◆ **TASK BRIEF**: Count, in the entries below, the lines in which "rgba" occurs. Give the number, nothing more.

◆ **DATA TO PROCESS**:

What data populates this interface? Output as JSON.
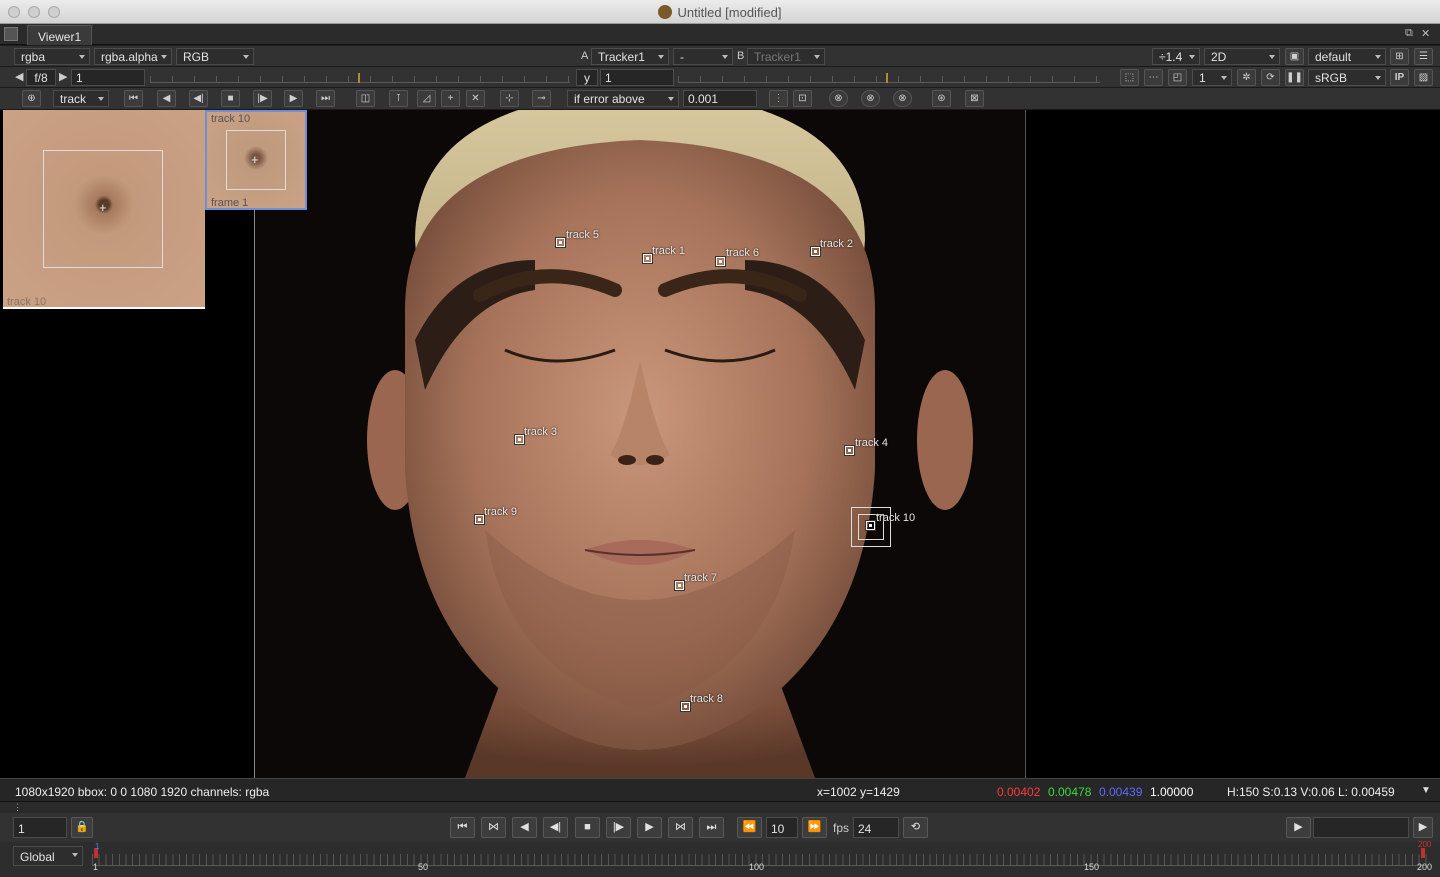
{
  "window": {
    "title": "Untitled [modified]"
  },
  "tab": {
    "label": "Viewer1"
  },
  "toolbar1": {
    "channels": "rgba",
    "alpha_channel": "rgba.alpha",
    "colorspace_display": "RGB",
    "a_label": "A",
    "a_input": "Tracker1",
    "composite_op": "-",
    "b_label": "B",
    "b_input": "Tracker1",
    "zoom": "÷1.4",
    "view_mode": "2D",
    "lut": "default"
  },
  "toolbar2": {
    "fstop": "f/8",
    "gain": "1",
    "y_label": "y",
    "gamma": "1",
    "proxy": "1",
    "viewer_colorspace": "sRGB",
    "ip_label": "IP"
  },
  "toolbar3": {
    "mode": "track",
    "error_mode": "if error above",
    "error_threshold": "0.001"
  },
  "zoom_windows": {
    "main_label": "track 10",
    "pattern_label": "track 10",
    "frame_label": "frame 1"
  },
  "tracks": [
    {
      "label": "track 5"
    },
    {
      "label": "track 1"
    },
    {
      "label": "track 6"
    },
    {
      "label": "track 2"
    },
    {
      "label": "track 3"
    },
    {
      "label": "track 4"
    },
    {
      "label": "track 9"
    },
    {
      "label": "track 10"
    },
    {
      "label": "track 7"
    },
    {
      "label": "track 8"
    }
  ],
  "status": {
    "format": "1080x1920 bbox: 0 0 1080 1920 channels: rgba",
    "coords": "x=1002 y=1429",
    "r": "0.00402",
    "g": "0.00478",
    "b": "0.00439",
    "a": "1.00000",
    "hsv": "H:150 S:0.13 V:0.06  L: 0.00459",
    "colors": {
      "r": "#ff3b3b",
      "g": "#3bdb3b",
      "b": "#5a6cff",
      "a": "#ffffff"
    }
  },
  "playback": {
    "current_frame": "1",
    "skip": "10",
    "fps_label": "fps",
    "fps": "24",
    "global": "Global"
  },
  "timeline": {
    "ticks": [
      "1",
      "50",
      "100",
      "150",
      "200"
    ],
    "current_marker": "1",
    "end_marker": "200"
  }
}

◆ **EXERCISE RESPONSE**: 3